Rewrite the lines as a numbered list, starting at the first line and ending at the line containing "list-item: [391, 1835, 1242, 1886]". Include both of those lines and leave out any blank lines.

Start THE DATA

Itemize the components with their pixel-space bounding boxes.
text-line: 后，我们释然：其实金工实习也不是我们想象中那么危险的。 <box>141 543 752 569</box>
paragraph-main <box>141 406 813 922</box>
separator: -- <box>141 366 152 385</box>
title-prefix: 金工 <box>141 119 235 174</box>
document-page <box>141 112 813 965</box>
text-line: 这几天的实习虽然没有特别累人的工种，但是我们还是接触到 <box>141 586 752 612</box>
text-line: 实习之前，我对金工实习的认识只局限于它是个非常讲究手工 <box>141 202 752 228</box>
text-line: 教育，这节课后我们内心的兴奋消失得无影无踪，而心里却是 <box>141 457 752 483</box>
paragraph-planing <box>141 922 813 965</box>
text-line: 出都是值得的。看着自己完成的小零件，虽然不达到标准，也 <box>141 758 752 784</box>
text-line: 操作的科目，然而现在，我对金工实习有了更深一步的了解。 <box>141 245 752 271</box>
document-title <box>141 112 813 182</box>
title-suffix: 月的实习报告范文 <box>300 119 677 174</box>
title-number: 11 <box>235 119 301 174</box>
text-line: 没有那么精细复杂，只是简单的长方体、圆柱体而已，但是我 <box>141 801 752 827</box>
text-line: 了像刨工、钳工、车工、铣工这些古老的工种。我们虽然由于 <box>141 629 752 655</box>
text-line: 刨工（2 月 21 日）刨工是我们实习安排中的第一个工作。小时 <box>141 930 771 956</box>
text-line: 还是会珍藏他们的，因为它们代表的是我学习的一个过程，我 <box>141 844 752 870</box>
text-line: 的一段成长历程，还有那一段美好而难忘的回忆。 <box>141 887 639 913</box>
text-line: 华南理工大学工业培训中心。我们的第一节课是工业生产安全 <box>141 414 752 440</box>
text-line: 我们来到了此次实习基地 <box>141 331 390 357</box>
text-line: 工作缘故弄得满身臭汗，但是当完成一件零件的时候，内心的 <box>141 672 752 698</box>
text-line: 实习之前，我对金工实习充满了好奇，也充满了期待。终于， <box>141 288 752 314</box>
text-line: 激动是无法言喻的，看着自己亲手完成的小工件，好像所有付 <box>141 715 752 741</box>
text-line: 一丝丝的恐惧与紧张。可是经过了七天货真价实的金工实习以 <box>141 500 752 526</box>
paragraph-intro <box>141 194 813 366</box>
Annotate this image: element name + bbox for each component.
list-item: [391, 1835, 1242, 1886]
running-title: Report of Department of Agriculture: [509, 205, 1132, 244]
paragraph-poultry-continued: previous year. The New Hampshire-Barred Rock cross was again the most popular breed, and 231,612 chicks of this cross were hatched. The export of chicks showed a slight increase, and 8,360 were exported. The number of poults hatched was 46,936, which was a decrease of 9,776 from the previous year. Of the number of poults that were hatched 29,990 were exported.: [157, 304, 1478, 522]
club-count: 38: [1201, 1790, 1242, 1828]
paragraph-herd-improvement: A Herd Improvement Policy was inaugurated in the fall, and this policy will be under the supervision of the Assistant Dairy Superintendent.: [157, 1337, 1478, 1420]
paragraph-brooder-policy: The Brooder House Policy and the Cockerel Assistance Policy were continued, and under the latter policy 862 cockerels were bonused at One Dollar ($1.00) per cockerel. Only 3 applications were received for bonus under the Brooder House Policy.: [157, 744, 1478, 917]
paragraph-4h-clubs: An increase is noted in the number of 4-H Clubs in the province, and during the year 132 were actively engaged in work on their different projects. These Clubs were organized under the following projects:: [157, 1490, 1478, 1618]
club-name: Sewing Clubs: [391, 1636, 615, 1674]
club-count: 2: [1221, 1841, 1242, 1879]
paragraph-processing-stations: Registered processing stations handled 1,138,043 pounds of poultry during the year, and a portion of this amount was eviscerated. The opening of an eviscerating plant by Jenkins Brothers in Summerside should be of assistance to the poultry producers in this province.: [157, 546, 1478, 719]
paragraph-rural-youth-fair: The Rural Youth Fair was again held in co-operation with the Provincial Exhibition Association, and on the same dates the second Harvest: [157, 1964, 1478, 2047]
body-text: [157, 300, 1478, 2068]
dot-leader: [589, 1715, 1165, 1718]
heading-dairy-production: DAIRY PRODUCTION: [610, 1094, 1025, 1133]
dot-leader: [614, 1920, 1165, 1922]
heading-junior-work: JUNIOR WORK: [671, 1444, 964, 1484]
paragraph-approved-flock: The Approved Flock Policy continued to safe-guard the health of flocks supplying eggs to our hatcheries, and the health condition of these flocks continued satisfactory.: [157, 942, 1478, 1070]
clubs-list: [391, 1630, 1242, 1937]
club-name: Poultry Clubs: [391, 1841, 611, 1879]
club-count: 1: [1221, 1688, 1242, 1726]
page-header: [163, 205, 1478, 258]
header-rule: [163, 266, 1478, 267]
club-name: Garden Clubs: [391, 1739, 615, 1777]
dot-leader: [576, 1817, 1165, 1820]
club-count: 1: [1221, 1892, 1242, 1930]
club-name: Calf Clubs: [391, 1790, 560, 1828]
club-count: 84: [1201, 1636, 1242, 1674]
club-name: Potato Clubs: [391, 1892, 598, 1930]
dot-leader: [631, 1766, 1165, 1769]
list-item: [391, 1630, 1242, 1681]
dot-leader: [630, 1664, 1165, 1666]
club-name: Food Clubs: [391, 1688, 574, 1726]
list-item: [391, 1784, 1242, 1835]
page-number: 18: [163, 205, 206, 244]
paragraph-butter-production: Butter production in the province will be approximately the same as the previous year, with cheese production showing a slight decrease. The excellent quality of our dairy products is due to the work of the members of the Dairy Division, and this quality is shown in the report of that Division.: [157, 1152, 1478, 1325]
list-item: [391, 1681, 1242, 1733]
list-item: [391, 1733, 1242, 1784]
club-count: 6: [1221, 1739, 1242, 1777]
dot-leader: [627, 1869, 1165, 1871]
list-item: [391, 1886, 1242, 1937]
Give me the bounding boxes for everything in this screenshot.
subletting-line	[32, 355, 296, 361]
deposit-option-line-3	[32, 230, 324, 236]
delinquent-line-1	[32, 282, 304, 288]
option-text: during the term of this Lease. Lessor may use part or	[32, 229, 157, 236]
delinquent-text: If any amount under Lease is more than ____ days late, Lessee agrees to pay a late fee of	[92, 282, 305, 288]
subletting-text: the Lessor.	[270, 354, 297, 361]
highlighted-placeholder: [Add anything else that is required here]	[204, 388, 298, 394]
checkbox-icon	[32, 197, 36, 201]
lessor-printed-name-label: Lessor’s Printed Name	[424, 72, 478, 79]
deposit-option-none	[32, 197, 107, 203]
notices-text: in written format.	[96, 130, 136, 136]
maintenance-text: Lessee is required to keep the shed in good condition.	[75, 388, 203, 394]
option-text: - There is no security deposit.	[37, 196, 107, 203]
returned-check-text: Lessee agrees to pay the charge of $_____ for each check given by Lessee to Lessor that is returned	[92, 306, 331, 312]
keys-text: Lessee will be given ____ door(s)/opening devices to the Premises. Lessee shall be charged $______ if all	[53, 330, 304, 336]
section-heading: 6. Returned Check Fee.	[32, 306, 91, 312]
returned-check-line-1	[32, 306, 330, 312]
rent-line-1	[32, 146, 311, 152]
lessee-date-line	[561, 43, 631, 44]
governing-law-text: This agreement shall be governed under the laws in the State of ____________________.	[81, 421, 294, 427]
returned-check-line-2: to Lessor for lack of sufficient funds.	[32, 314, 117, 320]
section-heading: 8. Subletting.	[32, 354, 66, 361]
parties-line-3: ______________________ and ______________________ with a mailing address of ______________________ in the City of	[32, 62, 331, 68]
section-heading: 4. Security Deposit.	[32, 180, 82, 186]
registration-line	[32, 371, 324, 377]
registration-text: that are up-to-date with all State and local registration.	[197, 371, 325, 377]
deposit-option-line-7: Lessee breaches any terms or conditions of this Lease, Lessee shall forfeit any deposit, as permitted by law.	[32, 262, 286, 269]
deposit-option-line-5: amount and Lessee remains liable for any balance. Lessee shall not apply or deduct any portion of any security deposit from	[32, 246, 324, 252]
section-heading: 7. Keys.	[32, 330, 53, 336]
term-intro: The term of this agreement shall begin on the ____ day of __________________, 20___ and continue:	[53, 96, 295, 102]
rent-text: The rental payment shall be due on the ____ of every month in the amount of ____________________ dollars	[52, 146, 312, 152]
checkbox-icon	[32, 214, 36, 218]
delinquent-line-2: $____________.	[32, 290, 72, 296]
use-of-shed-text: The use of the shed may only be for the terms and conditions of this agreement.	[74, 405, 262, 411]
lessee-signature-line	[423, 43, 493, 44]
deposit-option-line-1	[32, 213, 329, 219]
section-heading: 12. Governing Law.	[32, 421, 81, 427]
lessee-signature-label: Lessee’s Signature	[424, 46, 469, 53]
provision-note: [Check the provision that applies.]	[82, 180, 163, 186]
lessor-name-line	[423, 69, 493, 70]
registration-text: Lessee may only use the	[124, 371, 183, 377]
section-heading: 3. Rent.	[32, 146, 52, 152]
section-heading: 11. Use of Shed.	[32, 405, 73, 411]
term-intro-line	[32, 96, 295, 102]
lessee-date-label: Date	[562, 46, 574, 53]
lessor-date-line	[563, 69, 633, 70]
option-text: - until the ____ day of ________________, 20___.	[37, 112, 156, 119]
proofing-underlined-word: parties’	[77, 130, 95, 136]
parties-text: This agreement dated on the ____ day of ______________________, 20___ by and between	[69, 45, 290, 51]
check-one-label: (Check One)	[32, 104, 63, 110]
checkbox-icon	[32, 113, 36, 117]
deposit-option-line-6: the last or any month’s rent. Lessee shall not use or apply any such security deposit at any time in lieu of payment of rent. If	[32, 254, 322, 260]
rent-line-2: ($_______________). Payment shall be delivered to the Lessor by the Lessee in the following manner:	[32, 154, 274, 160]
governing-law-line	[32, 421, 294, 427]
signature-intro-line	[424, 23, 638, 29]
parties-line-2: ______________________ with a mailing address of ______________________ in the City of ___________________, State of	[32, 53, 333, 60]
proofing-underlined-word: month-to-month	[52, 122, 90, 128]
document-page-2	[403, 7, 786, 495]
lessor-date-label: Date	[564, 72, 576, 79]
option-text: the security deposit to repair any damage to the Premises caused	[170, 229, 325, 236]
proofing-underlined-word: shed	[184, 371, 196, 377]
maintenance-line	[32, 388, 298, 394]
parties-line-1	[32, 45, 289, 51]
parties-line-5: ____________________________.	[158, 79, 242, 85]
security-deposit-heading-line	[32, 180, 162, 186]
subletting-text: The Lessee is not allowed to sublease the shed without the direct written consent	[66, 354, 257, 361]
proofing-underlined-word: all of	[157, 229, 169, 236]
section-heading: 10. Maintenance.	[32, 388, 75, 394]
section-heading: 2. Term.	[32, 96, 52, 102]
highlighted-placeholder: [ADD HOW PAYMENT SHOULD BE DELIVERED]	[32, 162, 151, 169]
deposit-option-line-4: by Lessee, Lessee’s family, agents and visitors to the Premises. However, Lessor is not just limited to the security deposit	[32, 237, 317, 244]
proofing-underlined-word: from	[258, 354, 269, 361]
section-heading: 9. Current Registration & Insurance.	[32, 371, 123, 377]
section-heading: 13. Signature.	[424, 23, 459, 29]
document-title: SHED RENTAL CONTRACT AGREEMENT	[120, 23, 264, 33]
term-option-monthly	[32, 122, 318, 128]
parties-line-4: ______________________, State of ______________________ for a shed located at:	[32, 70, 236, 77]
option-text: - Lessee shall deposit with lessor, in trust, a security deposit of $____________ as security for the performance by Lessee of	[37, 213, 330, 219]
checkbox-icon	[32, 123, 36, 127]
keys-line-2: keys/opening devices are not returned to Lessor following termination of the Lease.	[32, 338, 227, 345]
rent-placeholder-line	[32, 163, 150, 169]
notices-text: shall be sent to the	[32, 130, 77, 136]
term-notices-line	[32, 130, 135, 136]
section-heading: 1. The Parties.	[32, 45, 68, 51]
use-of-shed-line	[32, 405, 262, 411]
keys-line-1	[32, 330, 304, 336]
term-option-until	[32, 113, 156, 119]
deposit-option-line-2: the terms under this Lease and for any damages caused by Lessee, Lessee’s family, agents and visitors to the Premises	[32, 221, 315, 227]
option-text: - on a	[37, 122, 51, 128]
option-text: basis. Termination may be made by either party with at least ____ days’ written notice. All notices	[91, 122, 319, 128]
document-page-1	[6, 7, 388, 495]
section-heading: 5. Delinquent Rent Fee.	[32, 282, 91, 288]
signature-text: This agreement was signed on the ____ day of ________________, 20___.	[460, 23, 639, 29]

End THE DATA

* _SOLUTION TO THE PROBLEM_
1. Itemize the components with their pixel-space bounding boxes.
2. text-line: 后，我们释然：其实金工实习也不是我们想象中那么危险的。 <box>141 543 752 569</box>
3. paragraph-main <box>141 406 813 922</box>
4. separator: -- <box>141 366 152 385</box>
5. title-prefix: 金工 <box>141 119 235 174</box>
6. document-page <box>141 112 813 965</box>
7. text-line: 这几天的实习虽然没有特别累人的工种，但是我们还是接触到 <box>141 586 752 612</box>
8. text-line: 实习之前，我对金工实习的认识只局限于它是个非常讲究手工 <box>141 202 752 228</box>
9. text-line: 教育，这节课后我们内心的兴奋消失得无影无踪，而心里却是 <box>141 457 752 483</box>
10. paragraph-planing <box>141 922 813 965</box>
11. text-line: 出都是值得的。看着自己完成的小零件，虽然不达到标准，也 <box>141 758 752 784</box>
12. text-line: 操作的科目，然而现在，我对金工实习有了更深一步的了解。 <box>141 245 752 271</box>
13. document-title <box>141 112 813 182</box>
14. title-suffix: 月的实习报告范文 <box>300 119 677 174</box>
15. title-number: 11 <box>235 119 301 174</box>
16. text-line: 没有那么精细复杂，只是简单的长方体、圆柱体而已，但是我 <box>141 801 752 827</box>
17. text-line: 了像刨工、钳工、车工、铣工这些古老的工种。我们虽然由于 <box>141 629 752 655</box>
18. text-line: 刨工（2 月 21 日）刨工是我们实习安排中的第一个工作。小时 <box>141 930 771 956</box>
19. text-line: 还是会珍藏他们的，因为它们代表的是我学习的一个过程，我 <box>141 844 752 870</box>
20. text-line: 的一段成长历程，还有那一段美好而难忘的回忆。 <box>141 887 639 913</box>
21. text-line: 华南理工大学工业培训中心。我们的第一节课是工业生产安全 <box>141 414 752 440</box>
22. text-line: 我们来到了此次实习基地 <box>141 331 390 357</box>
23. text-line: 工作缘故弄得满身臭汗，但是当完成一件零件的时候，内心的 <box>141 672 752 698</box>
24. text-line: 实习之前，我对金工实习充满了好奇，也充满了期待。终于， <box>141 288 752 314</box>
25. text-line: 激动是无法言喻的，看着自己亲手完成的小工件，好像所有付 <box>141 715 752 741</box>
26. text-line: 一丝丝的恐惧与紧张。可是经过了七天货真价实的金工实习以 <box>141 500 752 526</box>
27. paragraph-intro <box>141 194 813 366</box>
28. Annotate this image: element name + bbox for each component.
29. list-item: [391, 1835, 1242, 1886]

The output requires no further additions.